[Start of INFORMATION SUPPLIED]
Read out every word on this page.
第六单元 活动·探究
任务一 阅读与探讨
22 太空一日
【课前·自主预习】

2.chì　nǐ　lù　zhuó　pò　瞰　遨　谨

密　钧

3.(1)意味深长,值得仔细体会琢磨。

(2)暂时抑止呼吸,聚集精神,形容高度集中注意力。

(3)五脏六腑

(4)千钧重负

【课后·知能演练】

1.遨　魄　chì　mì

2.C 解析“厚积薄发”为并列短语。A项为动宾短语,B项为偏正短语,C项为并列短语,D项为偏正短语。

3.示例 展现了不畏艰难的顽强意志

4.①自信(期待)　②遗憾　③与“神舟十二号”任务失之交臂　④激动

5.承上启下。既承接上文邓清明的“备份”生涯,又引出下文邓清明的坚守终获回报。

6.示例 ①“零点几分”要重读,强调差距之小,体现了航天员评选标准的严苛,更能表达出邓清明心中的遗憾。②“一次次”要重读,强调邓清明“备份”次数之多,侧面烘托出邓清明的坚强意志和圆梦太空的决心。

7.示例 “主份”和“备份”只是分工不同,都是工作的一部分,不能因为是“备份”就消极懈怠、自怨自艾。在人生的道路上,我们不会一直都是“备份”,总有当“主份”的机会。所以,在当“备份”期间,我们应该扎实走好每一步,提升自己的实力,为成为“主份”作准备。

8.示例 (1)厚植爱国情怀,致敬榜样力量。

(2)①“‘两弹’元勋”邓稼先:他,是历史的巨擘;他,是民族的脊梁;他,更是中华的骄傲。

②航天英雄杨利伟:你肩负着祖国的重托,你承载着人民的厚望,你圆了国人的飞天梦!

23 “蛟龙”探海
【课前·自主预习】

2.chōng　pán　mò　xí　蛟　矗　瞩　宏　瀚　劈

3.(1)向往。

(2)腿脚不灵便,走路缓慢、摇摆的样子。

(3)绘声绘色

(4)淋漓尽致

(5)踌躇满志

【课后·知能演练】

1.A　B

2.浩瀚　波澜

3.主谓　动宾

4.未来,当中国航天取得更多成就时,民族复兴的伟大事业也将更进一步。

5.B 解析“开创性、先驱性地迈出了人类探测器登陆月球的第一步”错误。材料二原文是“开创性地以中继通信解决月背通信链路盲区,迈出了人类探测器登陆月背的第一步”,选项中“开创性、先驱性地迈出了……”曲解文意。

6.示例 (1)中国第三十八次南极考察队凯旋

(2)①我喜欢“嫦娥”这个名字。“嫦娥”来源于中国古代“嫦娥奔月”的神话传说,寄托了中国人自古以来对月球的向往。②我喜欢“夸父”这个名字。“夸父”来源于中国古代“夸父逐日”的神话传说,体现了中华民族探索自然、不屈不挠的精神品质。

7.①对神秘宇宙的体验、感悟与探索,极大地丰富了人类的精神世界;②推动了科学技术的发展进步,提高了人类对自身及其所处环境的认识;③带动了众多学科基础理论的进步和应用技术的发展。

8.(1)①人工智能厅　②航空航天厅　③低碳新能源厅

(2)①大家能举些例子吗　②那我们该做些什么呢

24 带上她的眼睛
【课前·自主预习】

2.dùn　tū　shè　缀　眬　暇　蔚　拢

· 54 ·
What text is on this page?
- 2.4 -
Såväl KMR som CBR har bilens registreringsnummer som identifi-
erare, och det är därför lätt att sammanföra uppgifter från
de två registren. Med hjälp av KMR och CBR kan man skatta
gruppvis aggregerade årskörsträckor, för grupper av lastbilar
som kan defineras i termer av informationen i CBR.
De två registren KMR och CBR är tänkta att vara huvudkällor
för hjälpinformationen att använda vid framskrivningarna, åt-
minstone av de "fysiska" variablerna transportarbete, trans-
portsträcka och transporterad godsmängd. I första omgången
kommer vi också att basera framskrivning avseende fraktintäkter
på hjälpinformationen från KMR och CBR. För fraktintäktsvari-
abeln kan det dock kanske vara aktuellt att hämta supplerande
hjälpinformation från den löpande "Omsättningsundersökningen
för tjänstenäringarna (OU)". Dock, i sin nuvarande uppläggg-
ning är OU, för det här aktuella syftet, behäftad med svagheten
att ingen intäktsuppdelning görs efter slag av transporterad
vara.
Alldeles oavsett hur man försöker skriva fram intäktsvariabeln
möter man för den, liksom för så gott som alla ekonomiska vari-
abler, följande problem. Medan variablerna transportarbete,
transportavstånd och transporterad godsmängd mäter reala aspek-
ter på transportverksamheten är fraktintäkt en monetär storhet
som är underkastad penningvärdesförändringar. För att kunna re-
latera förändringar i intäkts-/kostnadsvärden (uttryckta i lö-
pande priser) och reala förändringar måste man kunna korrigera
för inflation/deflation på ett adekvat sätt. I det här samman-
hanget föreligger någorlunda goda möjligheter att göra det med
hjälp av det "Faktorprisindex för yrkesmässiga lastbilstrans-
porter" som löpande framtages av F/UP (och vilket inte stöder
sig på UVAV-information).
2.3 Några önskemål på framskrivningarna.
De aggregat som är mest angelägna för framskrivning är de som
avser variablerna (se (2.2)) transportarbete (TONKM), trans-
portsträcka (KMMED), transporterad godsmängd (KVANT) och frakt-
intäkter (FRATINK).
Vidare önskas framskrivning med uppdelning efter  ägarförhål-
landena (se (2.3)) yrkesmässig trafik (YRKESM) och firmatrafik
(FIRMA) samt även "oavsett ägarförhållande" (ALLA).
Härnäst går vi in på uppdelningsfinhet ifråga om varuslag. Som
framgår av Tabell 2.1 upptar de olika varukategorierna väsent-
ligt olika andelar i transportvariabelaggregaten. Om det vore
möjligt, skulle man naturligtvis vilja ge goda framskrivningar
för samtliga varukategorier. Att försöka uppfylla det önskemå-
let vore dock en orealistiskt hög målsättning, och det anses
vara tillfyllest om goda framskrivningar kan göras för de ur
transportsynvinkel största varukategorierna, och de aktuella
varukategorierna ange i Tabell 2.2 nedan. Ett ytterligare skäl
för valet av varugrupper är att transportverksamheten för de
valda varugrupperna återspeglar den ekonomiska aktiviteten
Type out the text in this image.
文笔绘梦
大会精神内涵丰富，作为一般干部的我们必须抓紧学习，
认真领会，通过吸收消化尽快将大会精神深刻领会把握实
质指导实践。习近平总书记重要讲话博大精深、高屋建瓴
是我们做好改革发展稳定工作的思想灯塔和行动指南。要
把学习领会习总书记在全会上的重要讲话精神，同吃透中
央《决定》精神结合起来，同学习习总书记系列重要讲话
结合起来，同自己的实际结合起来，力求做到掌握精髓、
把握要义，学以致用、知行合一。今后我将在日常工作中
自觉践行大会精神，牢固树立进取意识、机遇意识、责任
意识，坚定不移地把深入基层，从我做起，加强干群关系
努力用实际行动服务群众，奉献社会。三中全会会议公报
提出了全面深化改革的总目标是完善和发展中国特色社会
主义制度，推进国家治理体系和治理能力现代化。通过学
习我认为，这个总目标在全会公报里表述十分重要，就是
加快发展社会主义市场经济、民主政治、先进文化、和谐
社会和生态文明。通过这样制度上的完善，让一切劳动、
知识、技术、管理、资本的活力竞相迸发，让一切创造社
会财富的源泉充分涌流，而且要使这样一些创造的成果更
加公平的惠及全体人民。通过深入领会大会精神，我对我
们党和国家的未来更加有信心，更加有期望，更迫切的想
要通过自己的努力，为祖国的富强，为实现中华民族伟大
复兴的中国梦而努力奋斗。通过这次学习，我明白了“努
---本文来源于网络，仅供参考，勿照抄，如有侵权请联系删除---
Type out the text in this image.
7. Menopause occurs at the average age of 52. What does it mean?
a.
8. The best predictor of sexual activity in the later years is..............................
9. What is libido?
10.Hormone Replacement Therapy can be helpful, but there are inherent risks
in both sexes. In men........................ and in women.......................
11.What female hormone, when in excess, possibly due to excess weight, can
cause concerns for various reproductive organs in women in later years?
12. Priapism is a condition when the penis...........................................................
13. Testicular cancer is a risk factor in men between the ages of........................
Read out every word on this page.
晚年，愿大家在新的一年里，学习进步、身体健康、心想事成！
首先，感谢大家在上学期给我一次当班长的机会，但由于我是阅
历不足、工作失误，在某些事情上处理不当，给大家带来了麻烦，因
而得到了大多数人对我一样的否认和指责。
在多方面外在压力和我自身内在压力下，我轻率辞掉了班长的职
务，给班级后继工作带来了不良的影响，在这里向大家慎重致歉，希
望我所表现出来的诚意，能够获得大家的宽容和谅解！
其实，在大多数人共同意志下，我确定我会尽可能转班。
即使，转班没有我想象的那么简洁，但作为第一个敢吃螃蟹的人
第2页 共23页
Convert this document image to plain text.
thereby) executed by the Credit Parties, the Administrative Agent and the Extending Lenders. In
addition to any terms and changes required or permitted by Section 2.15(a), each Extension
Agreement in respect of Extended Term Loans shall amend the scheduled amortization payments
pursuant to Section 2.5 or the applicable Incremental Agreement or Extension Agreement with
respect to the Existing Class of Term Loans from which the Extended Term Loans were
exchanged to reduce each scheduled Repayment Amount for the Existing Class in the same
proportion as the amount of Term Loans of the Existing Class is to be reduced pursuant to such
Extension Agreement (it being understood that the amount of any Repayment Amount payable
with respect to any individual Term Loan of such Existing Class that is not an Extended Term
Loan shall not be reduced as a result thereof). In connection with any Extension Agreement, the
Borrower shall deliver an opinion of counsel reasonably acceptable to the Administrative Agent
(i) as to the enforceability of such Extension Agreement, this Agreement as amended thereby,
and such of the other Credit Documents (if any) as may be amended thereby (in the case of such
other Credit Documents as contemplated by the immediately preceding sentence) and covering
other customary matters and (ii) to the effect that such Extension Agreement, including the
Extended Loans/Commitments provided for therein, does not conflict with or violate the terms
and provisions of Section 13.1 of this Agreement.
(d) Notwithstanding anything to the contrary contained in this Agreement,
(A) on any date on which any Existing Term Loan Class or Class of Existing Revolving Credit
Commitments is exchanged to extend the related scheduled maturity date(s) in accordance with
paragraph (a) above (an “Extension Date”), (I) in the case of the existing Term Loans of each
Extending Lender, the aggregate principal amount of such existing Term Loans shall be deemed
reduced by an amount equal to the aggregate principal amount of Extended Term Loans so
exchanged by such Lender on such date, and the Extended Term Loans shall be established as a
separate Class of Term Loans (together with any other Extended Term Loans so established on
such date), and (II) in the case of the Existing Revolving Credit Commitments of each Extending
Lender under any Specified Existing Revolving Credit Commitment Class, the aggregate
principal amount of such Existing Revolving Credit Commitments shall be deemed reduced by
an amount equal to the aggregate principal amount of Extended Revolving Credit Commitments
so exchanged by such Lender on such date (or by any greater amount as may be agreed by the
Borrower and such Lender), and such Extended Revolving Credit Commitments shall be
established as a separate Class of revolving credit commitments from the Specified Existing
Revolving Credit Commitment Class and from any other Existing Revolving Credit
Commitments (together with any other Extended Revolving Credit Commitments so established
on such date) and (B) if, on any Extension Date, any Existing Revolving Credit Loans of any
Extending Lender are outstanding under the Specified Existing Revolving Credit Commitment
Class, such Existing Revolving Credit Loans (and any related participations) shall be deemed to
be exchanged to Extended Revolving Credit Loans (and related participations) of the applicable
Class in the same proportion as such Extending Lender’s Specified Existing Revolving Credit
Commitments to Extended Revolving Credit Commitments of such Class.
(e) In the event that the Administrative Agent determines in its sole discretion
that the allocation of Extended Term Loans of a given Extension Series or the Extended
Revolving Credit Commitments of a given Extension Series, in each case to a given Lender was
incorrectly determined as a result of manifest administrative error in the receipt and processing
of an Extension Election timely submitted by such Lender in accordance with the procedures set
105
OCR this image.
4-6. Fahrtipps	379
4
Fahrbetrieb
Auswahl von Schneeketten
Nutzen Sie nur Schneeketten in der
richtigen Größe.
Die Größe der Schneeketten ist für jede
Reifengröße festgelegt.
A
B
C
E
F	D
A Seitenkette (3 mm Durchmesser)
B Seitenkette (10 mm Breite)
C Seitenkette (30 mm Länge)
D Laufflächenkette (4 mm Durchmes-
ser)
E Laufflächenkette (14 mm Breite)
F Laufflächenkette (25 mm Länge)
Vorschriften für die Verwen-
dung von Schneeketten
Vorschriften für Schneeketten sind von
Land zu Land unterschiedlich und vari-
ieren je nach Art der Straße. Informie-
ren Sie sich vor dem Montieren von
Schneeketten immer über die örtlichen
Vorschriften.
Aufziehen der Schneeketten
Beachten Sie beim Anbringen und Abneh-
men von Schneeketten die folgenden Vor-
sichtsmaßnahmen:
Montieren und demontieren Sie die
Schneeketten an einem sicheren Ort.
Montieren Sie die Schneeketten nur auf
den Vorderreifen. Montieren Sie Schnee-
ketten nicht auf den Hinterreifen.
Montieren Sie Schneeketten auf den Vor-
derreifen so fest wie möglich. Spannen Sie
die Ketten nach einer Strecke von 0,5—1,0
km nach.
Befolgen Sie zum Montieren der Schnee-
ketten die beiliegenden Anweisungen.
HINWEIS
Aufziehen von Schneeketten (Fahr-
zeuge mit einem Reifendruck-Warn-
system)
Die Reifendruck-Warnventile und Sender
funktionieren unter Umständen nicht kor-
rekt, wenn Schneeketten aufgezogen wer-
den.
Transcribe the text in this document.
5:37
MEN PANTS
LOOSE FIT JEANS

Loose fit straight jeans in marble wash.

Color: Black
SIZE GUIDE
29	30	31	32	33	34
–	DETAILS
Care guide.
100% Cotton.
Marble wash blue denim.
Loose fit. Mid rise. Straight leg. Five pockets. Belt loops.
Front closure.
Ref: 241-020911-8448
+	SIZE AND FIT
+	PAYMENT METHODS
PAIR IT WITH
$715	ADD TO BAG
[End of INFORMATION SUPPLIED]
▶ DIRECTIONS
Locate each line containing the string "result" and show it.

▶ TASK OUTPUT
Loan shall not be reduced as a result thereof). In connection with any Extension Agreement, the
incorrectly determined as a result of manifest administrative error in the receipt and processing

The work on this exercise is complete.